题目 1:
请把下面的条目照原样写下来，从条目的第一行开始，到含有“decision-target-lt: target <”的那一行为止，首尾两行都要写上。

用于计算学习率的参数，lr_policy 为step、exp、inv、sigmoid时会使用到；

13> power

用于计算学习率的参数，lr_policy 为inv、poly时会使用到；

14> momentum

上一次梯度值的权重，用来加权之前梯度方向对现在梯度下降方向的影响，一般取值在0.5–0.99之间。通常设为0.9，momentum可以让使用SGD的深度学习方法更加稳定以及快速。

15> weight_decay

权重衰减参数，用于防止模型过拟合；

16> regularization_type

正则化方式，默认为L2正则化，可选的有L0、L1及L2，用于防止模型过拟合；

17> stepsize

lr_policy 为“step”时，经过多少次训练迭代才会进行调整学习率；

18> stepvalue

lr_policy 为“multistep”时，经过多少次训练迭代会进行调整学习率，该参数可设置多个以用于多次学习率调整；

19> clip_gradients

限定梯度的最大值，用于防止梯度过大导致梯度爆炸；

20> snapshot

保存模型的间隔，即每隔多少次训练迭代保存一次模型快照，默认为0，即不保存；

21> snapshot_prefix

模型保存的路径及路径名，但无后缀扩展类型，如果不设定，则使用无扩展的prototxt路径和文件名来作为模型保存文件的路径和文件名；

22> snapshot_diff

是否保存梯度值，默认不保存，如果保存可帮助调试但会增大保存文件的大小；

23> snapshot_format

模型保存的类型，有“HDF5”和“BINARYPROTO”两种，默认为后者BINARYPROTO；

24> snapshot_after_train

默认为真，即训练后按照模型保存设定的参数来进行快照，否则直到训练结束都不会保存模型；

25> solver_mode

训练时使用CPU还是GPU，默认为GPU；

26> device_id

使用GPU时的设备id号，默认为0；

27> random_seed

随机种子，默认为-1，使用系统时钟作为随机种子；

28> type

优化算法选择。默认是SGD。共六种：SGD、AdaDelta、AdaGrad（Adaptive Gradient）、Adam 、Nesterov、RMSprop

29> delta

当优化算法为 RMSProp、AdaGrad、AdaDelta及Adam 计算值为0时的最小限定值，用于防止分母为0等溢出错误；

30> momentum2

“Adam”优化器的权重参数；

31> rms_decay

“RMSProp”优化器的衰减参数，其计算方式为

MeanSquare(t) = rms_decay*MeanSquare(t-1) + (1-rms_decay)*SquareGradient(t)

一组数据:

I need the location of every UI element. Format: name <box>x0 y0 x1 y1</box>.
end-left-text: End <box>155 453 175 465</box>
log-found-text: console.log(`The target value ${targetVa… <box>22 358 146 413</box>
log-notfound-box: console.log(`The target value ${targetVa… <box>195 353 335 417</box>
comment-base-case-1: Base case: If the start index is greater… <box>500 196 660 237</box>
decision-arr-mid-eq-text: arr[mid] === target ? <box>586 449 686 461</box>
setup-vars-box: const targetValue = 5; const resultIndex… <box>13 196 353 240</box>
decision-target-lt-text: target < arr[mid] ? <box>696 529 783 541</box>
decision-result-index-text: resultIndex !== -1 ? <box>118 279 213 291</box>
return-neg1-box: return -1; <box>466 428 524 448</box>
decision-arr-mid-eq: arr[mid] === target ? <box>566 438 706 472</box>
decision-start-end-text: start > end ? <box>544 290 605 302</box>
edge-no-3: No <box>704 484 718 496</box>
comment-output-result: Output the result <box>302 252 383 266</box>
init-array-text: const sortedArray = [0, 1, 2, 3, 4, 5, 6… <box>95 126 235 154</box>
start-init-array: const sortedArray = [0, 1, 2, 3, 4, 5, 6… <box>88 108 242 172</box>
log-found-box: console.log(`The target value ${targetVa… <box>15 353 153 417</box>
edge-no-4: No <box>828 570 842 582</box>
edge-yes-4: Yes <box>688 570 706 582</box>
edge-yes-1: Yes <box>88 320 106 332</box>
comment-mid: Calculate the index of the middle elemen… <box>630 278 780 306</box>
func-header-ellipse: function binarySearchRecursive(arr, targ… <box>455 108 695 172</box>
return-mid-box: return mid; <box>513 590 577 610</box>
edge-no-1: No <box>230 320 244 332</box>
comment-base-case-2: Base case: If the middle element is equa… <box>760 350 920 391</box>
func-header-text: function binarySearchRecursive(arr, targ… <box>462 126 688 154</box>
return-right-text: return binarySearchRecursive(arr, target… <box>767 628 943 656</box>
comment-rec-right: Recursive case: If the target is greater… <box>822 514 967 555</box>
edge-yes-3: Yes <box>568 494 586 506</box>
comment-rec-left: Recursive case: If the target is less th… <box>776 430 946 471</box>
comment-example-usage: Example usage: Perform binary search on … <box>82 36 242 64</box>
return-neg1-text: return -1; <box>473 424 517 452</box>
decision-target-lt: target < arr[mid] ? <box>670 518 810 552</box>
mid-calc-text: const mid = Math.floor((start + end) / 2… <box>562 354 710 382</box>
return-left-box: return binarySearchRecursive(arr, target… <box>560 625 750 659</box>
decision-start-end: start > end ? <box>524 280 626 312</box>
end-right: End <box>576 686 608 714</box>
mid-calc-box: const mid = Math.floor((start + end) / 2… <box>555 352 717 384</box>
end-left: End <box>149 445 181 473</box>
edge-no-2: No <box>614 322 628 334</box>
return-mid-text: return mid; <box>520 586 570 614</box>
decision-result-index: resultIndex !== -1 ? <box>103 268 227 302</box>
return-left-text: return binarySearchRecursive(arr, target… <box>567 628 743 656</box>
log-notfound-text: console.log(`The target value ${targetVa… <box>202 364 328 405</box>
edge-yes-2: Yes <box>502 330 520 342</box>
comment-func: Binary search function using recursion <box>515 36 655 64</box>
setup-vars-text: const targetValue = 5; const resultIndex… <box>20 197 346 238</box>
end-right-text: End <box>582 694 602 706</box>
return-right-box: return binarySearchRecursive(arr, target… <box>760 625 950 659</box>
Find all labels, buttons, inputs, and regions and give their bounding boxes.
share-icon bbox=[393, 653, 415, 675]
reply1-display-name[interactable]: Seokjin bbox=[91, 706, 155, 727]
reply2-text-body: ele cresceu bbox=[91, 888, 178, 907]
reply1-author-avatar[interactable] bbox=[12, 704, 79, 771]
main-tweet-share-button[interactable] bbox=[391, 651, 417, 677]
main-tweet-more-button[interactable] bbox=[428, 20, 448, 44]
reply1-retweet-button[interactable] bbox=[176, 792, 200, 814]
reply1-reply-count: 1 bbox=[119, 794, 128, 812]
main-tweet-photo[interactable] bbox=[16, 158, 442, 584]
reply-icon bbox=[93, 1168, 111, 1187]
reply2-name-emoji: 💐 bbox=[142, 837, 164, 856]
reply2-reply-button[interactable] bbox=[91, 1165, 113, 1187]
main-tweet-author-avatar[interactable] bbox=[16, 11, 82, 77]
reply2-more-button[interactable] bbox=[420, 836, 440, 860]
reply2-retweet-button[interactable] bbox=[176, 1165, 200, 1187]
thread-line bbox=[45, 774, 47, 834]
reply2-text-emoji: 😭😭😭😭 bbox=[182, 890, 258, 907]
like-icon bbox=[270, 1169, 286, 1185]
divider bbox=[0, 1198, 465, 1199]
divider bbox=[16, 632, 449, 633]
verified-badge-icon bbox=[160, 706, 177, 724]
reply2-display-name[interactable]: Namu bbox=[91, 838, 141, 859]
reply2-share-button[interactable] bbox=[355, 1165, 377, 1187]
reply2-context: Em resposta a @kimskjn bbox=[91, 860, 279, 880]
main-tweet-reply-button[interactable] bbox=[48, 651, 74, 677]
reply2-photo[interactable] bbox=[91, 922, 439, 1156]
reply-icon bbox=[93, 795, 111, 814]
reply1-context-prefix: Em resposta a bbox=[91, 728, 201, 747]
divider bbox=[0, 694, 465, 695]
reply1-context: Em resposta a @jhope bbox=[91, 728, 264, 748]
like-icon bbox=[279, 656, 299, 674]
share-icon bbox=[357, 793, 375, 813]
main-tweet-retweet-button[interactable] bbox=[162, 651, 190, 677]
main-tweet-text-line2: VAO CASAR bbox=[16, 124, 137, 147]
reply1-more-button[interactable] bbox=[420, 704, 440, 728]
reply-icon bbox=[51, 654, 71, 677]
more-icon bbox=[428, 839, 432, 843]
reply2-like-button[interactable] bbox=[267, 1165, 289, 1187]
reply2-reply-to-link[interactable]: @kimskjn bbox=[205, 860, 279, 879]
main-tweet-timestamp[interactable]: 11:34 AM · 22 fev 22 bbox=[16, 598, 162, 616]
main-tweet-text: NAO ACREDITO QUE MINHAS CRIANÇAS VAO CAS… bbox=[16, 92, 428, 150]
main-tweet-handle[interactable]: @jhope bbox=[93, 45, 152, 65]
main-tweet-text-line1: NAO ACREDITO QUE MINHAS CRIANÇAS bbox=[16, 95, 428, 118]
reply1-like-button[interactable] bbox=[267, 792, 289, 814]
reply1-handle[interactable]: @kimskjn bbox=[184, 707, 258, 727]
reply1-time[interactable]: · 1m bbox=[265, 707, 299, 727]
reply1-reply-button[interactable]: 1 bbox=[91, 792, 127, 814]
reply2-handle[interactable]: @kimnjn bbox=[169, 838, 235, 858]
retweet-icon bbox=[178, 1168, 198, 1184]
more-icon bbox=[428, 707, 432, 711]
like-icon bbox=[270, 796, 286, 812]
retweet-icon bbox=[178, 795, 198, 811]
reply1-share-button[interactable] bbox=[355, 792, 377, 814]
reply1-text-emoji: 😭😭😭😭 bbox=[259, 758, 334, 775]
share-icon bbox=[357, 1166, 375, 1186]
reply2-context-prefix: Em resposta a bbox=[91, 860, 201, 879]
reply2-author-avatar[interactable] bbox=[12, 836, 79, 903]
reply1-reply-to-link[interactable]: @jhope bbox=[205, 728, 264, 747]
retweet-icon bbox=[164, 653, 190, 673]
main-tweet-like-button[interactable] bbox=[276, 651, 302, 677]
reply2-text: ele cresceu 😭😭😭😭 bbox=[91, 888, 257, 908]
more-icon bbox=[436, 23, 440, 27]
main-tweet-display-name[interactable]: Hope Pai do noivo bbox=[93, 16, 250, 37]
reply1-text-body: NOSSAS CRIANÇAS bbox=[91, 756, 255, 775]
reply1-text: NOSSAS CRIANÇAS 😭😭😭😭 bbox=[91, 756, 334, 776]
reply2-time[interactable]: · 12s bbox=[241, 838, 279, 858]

题目 2:
从上面关于训练参数的摘录里，把从含有“用于计算学习率的参数，lr_policy 为step、e”的字句开始、到“度学习方法更加稳定以及快速。”结束的那一段一字不改地摘出来。

回答 1:
I need the location of every UI element. Format: name <box>x0 y0 x1 y1</box>.
end-left-text: End <box>155 453 175 465</box>
log-found-text: console.log(`The target value ${targetVa… <box>22 358 146 413</box>
log-notfound-box: console.log(`The target value ${targetVa… <box>195 353 335 417</box>
comment-base-case-1: Base case: If the start index is greater… <box>500 196 660 237</box>
decision-arr-mid-eq-text: arr[mid] === target ? <box>586 449 686 461</box>
setup-vars-box: const targetValue = 5; const resultIndex… <box>13 196 353 240</box>
decision-target-lt-text: target < arr[mid] ? <box>696 529 783 541</box>
decision-result-index-text: resultIndex !== -1 ? <box>118 279 213 291</box>
return-neg1-box: return -1; <box>466 428 524 448</box>
decision-arr-mid-eq: arr[mid] === target ? <box>566 438 706 472</box>
decision-start-end-text: start > end ? <box>544 290 605 302</box>
edge-no-3: No <box>704 484 718 496</box>
comment-output-result: Output the result <box>302 252 383 266</box>
init-array-text: const sortedArray = [0, 1, 2, 3, 4, 5, 6… <box>95 126 235 154</box>
start-init-array: const sortedArray = [0, 1, 2, 3, 4, 5, 6… <box>88 108 242 172</box>
log-found-box: console.log(`The target value ${targetVa… <box>15 353 153 417</box>
edge-no-4: No <box>828 570 842 582</box>
edge-yes-4: Yes <box>688 570 706 582</box>
edge-yes-1: Yes <box>88 320 106 332</box>
comment-mid: Calculate the index of the middle elemen… <box>630 278 780 306</box>
func-header-ellipse: function binarySearchRecursive(arr, targ… <box>455 108 695 172</box>
return-mid-box: return mid; <box>513 590 577 610</box>
edge-no-1: No <box>230 320 244 332</box>
comment-base-case-2: Base case: If the middle element is equa… <box>760 350 920 391</box>
func-header-text: function binarySearchRecursive(arr, targ… <box>462 126 688 154</box>
return-right-text: return binarySearchRecursive(arr, target… <box>767 628 943 656</box>
comment-rec-right: Recursive case: If the target is greater… <box>822 514 967 555</box>
edge-yes-3: Yes <box>568 494 586 506</box>
comment-rec-left: Recursive case: If the target is less th… <box>776 430 946 471</box>
comment-example-usage: Example usage: Perform binary search on … <box>82 36 242 64</box>
return-neg1-text: return -1; <box>473 424 517 452</box>
decision-target-lt: target < arr[mid] ? <box>670 518 810 552</box>

回答 2:
用于计算学习率的参数，lr_policy 为step、exp、inv、sigmoid时会使用到；

13> power

用于计算学习率的参数，lr_policy 为inv、poly时会使用到；

14> momentum

上一次梯度值的权重，用来加权之前梯度方向对现在梯度下降方向的影响，一般取值在0.5–0.99之间。通常设为0.9，momentum可以让使用SGD的深度学习方法更加稳定以及快速。